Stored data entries

━━━━━━━━

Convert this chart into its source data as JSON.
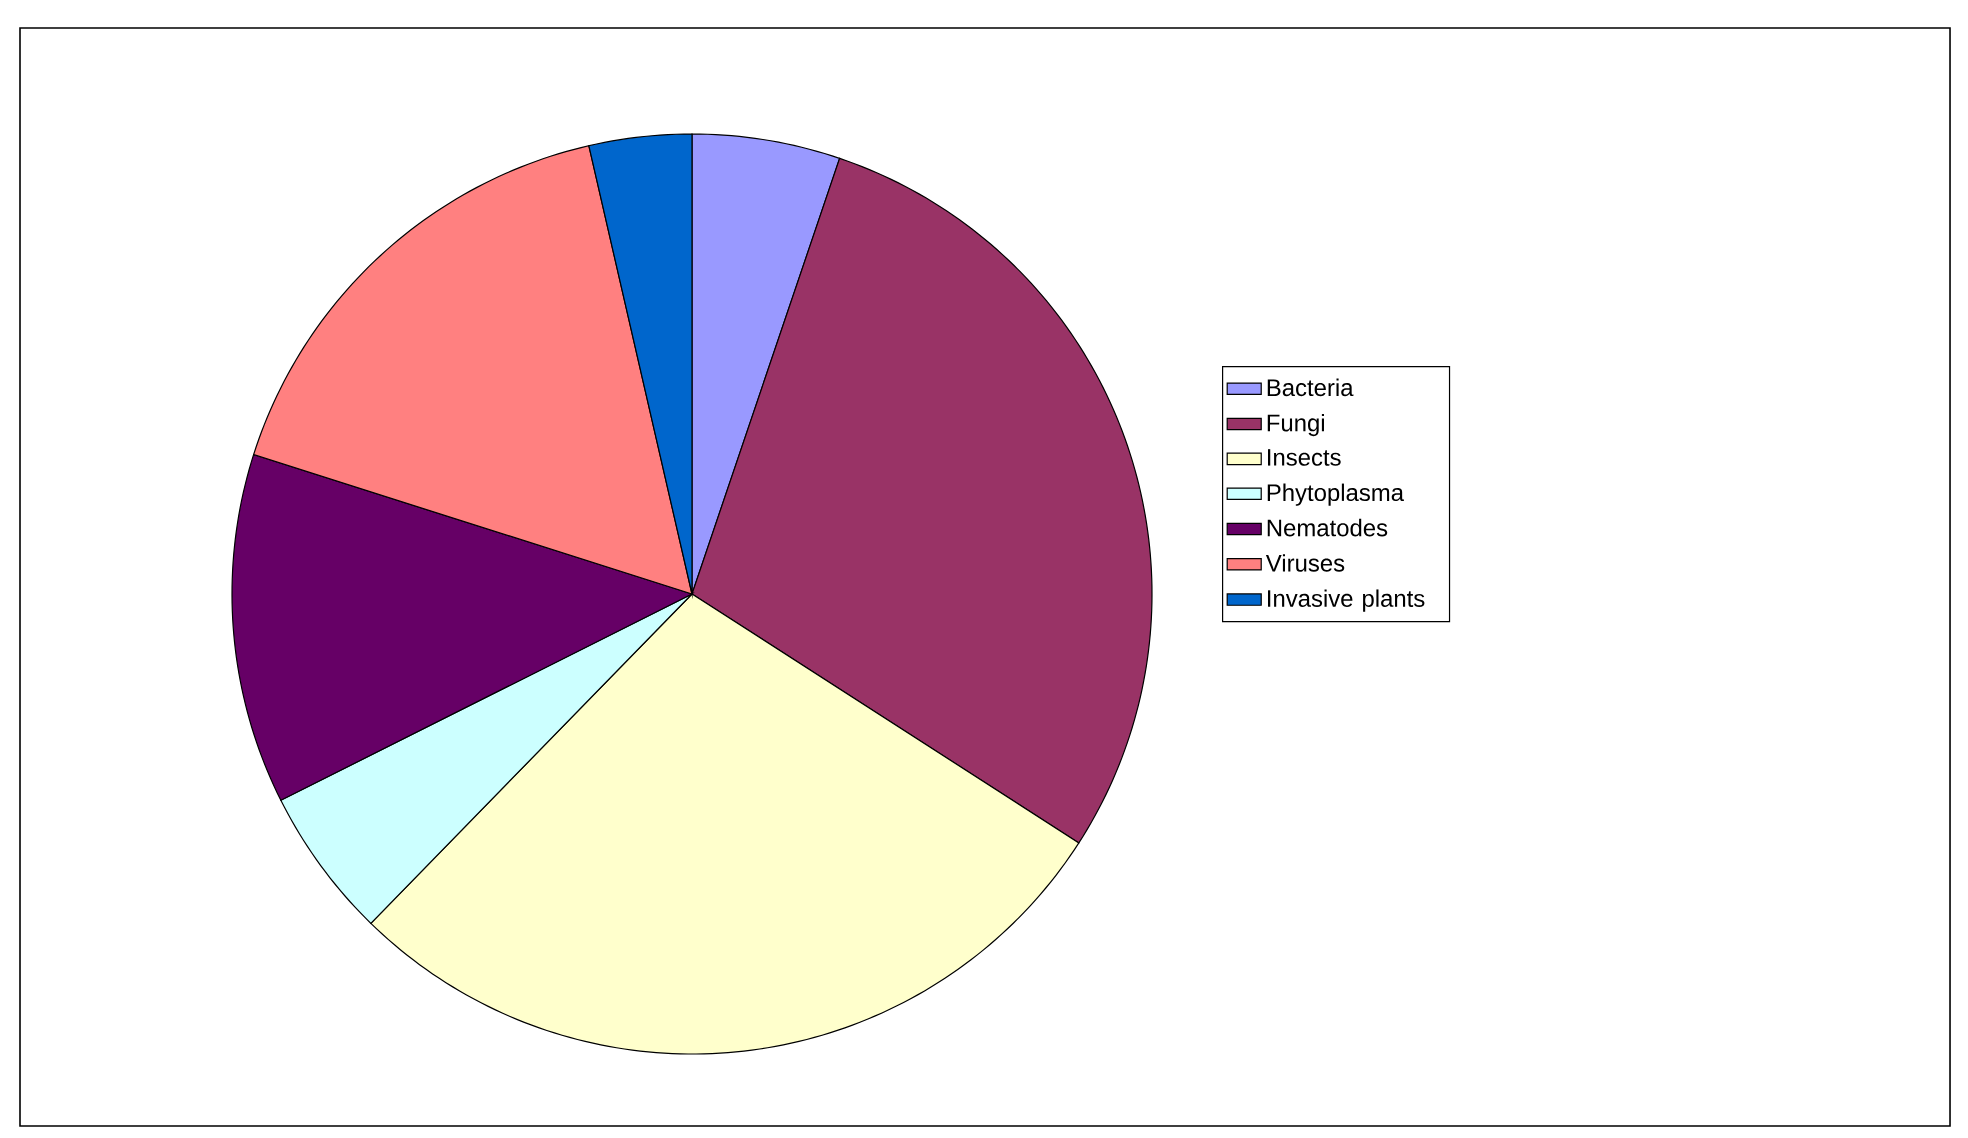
{
  "chart_data": {
    "type": "pie",
    "categories": [
      "Bacteria",
      "Fungi",
      "Insects",
      "Phytoplasma",
      "Nematodes",
      "Viruses",
      "Invasive plants"
    ],
    "values": [
      5.2,
      28.9,
      28.2,
      5.3,
      12.3,
      16.5,
      3.6
    ],
    "colors": [
      "#9999ff",
      "#993366",
      "#ffffcc",
      "#ccffff",
      "#660066",
      "#ff8080",
      "#0066cc"
    ],
    "legend": "right"
  }
}
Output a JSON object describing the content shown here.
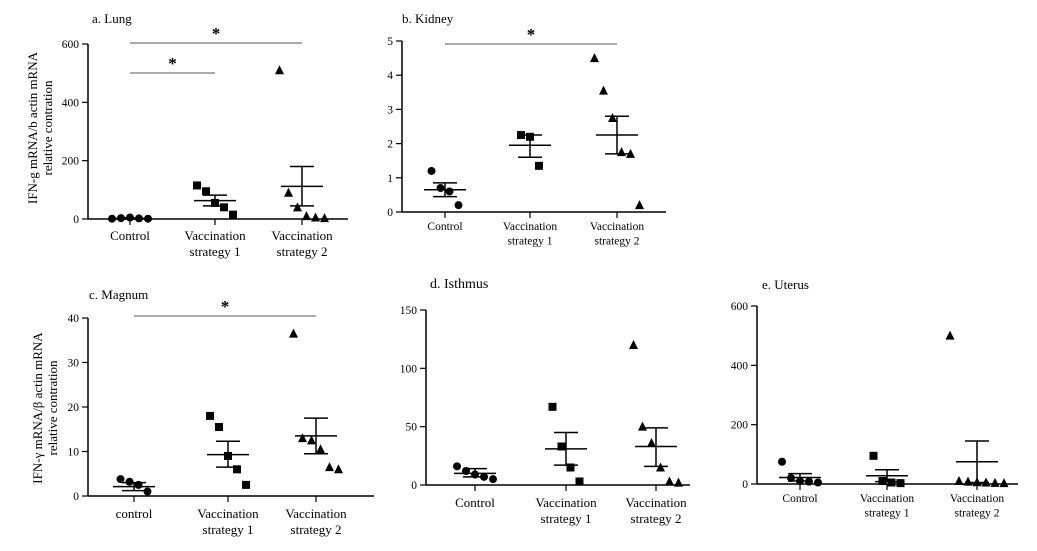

━━━━━━━━

● ACTIVITY
Print each entry above exactly. The pictures should not be printed.

● SOLUTION FOR THIS PROBLEM
Convert this chart into its source data as JSON.
{
  "chart_data": {
    "type": "pie",
    "categories": [
      "Bacteria",
      "Fungi",
      "Insects",
      "Phytoplasma",
      "Nematodes",
      "Viruses",
      "Invasive plants"
    ],
    "values": [
      5.2,
      28.9,
      28.2,
      5.3,
      12.3,
      16.5,
      3.6
    ],
    "colors": [
      "#9999ff",
      "#993366",
      "#ffffcc",
      "#ccffff",
      "#660066",
      "#ff8080",
      "#0066cc"
    ],
    "legend": "right"
  }
}
Output a JSON object describing the content shown here.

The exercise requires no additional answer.